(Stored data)

━━━━━━━━━━━━━━━━━━━━━━━━━━━━━━

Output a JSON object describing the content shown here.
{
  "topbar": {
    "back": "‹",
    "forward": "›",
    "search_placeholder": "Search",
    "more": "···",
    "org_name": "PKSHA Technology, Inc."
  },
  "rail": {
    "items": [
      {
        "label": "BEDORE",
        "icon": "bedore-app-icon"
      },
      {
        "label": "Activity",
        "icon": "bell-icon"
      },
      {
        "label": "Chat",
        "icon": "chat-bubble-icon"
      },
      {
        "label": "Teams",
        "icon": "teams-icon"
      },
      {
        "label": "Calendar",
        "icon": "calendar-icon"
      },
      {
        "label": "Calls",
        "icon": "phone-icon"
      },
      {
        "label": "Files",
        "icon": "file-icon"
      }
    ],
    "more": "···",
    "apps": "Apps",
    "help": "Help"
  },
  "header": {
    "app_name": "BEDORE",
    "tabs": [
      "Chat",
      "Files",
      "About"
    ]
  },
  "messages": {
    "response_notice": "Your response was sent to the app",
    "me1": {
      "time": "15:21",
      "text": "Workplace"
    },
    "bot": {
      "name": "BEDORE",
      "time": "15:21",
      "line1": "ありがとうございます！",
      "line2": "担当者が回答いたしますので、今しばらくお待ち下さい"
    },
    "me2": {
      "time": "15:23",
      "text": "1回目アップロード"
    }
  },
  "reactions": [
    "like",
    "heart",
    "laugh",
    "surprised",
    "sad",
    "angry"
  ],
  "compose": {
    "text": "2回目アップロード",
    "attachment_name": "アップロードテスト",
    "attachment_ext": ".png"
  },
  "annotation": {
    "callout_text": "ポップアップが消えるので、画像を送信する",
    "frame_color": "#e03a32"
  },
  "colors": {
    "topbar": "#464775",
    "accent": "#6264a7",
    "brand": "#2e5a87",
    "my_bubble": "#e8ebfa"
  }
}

━━━━━━━━━━━━━━━━━━━━━━━━━━━━━━

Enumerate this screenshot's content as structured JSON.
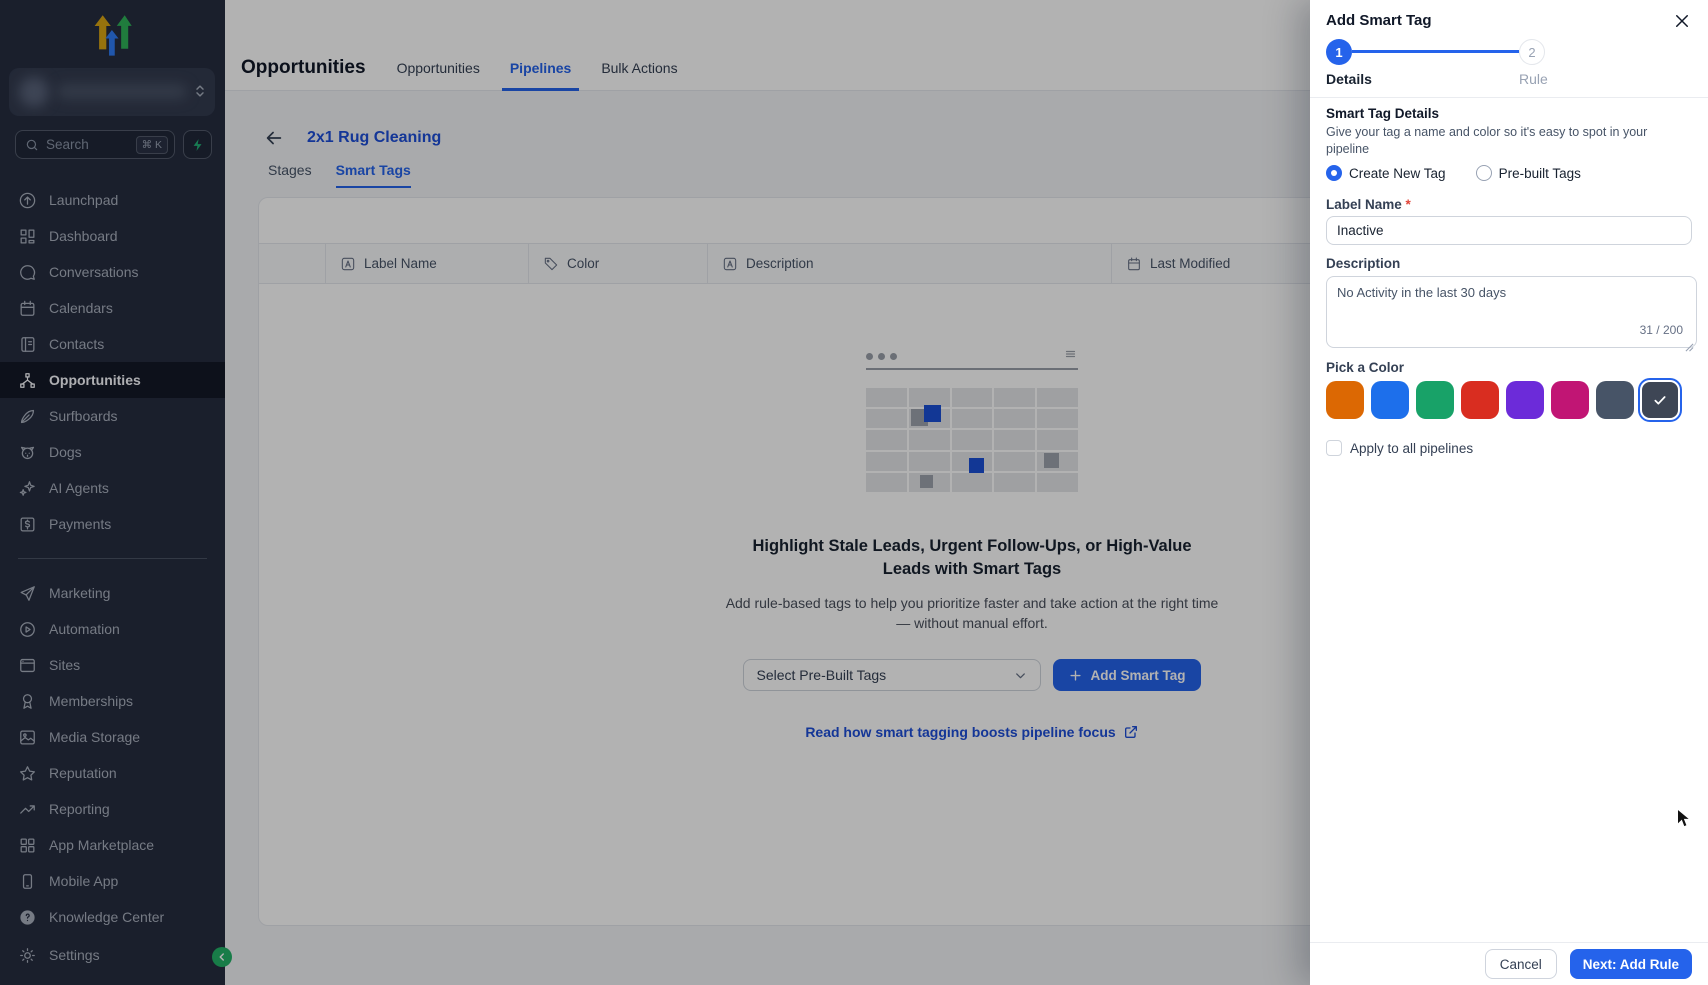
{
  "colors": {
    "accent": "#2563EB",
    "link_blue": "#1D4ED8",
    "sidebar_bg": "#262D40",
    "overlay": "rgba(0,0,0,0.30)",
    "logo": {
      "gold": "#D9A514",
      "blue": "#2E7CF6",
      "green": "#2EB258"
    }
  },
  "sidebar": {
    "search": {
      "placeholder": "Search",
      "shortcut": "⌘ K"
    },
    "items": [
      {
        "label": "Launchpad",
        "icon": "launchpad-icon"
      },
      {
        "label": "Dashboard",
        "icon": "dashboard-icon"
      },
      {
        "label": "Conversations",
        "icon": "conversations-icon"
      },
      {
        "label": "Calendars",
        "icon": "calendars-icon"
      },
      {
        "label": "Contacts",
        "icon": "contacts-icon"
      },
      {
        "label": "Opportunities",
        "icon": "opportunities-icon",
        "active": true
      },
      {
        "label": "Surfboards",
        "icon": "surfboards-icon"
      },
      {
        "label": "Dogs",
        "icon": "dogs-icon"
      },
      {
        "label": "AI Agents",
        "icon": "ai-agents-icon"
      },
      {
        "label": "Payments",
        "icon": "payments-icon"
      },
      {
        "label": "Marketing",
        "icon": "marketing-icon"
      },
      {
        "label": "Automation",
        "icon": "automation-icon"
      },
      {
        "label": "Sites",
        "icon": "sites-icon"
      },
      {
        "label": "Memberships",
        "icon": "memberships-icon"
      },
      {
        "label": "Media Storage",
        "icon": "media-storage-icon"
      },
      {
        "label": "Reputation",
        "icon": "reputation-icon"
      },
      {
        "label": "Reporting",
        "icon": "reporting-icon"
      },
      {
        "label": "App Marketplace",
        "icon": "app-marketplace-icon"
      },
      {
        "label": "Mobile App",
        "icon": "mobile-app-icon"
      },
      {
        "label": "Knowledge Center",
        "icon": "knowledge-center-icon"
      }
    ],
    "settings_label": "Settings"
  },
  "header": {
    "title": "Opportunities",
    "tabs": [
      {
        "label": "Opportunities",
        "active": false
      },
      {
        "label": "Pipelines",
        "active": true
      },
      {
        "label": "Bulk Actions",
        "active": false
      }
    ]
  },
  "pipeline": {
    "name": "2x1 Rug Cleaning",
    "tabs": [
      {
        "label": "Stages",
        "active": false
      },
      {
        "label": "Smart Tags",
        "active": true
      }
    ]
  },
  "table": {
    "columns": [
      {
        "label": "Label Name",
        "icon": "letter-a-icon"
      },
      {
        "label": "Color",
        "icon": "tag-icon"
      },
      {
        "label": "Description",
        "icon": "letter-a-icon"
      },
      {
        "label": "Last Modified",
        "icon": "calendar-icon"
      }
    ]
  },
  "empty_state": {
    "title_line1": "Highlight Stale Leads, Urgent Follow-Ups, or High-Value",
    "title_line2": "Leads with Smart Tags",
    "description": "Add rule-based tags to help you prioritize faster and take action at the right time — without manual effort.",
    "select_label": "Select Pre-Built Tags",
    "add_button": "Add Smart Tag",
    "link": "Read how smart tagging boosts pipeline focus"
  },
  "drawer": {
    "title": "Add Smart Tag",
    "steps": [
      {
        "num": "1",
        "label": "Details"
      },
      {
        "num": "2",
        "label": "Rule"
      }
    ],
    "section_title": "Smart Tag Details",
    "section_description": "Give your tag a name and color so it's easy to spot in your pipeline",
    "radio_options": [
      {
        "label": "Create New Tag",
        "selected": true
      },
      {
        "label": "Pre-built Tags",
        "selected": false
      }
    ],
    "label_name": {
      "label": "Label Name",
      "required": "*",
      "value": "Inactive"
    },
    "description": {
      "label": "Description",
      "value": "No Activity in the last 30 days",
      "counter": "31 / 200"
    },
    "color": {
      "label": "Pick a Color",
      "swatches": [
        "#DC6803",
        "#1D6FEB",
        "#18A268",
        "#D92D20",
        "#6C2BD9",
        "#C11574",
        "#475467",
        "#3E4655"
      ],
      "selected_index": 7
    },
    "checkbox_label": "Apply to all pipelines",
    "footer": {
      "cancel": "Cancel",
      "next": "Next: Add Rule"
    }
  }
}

━━━━━━━━━━━━━━━━━━━━━━━━━━━━━━

WHAT YOU ARE ASKED TO DO: Show the lines of the records that include the string "Activity".

TASK ANSWER:
        "label": "Activity",
      "value": "No Activity in the last 30 days",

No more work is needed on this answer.